WRITTEN REQUEST ->
Look for "desc" in the listing below. Gather each line that contains it.

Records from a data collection
- - - - - - -

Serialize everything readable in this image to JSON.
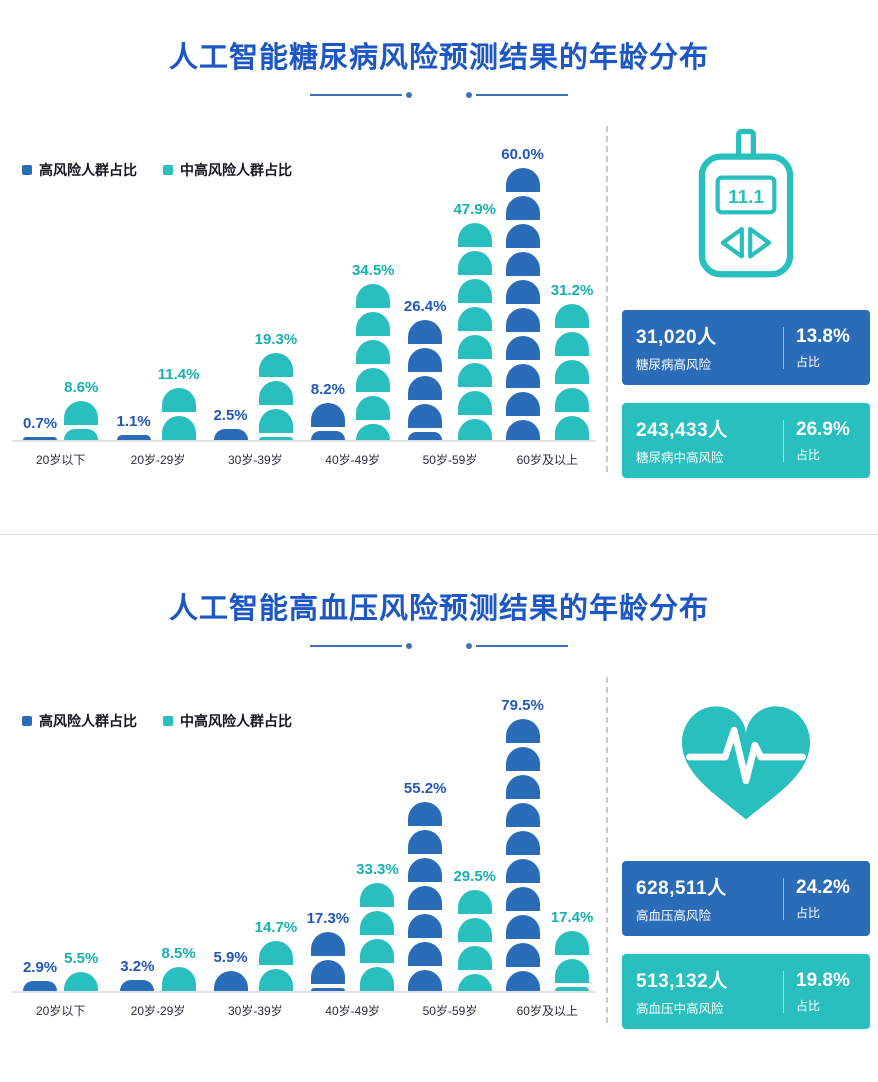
{
  "colors": {
    "blue": "#2b6cb9",
    "teal": "#2abfbf",
    "title_blue": "#1c57c3"
  },
  "chart_data": [
    {
      "type": "bar",
      "title": "人工智能糖尿病风险预测结果的年龄分布",
      "categories": [
        "20岁以下",
        "20岁-29岁",
        "30岁-39岁",
        "40岁-49岁",
        "50岁-59岁",
        "60岁及以上"
      ],
      "series": [
        {
          "name": "高风险人群占比",
          "color": "#2b6cb9",
          "label_color": "#2057b8",
          "values": [
            0.7,
            1.1,
            2.5,
            8.2,
            26.4,
            60.0
          ]
        },
        {
          "name": "中高风险人群占比",
          "color": "#2abfbf",
          "label_color": "#17b0b2",
          "values": [
            8.6,
            11.4,
            19.3,
            34.5,
            47.9,
            31.2
          ]
        }
      ],
      "value_suffix": "%",
      "ylim": [
        0,
        60
      ],
      "grid": false,
      "legend_position": "top-left"
    },
    {
      "type": "bar",
      "title": "人工智能高血压风险预测结果的年龄分布",
      "categories": [
        "20岁以下",
        "20岁-29岁",
        "30岁-39岁",
        "40岁-49岁",
        "50岁-59岁",
        "60岁及以上"
      ],
      "series": [
        {
          "name": "高风险人群占比",
          "color": "#2b6cb9",
          "label_color": "#2057b8",
          "values": [
            2.9,
            3.2,
            5.9,
            17.3,
            55.2,
            79.5
          ]
        },
        {
          "name": "中高风险人群占比",
          "color": "#2abfbf",
          "label_color": "#17b0b2",
          "values": [
            5.5,
            8.5,
            14.7,
            33.3,
            29.5,
            17.4
          ]
        }
      ],
      "value_suffix": "%",
      "ylim": [
        0,
        79.5
      ],
      "grid": false,
      "legend_position": "top-left"
    }
  ],
  "sections": [
    {
      "title": "人工智能糖尿病风险预测结果的年龄分布",
      "legend": [
        {
          "label": "高风险人群占比"
        },
        {
          "label": "中高风险人群占比"
        }
      ],
      "icon": "glucose-meter-icon",
      "meter_reading": "11.1",
      "stats": [
        {
          "count": "31,020人",
          "desc": "糖尿病高风险",
          "pct": "13.8%",
          "pct_label": "占比"
        },
        {
          "count": "243,433人",
          "desc": "糖尿病中高风险",
          "pct": "26.9%",
          "pct_label": "占比"
        }
      ]
    },
    {
      "title": "人工智能高血压风险预测结果的年龄分布",
      "legend": [
        {
          "label": "高风险人群占比"
        },
        {
          "label": "中高风险人群占比"
        }
      ],
      "icon": "heart-ecg-icon",
      "stats": [
        {
          "count": "628,511人",
          "desc": "高血压高风险",
          "pct": "24.2%",
          "pct_label": "占比"
        },
        {
          "count": "513,132人",
          "desc": "高血压中高风险",
          "pct": "19.8%",
          "pct_label": "占比"
        }
      ]
    }
  ]
}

- - - - - - -

SOLVED PROBLEM ->
          "desc": "糖尿病高风险",
          "desc": "糖尿病中高风险",
          "desc": "高血压高风险",
          "desc": "高血压中高风险",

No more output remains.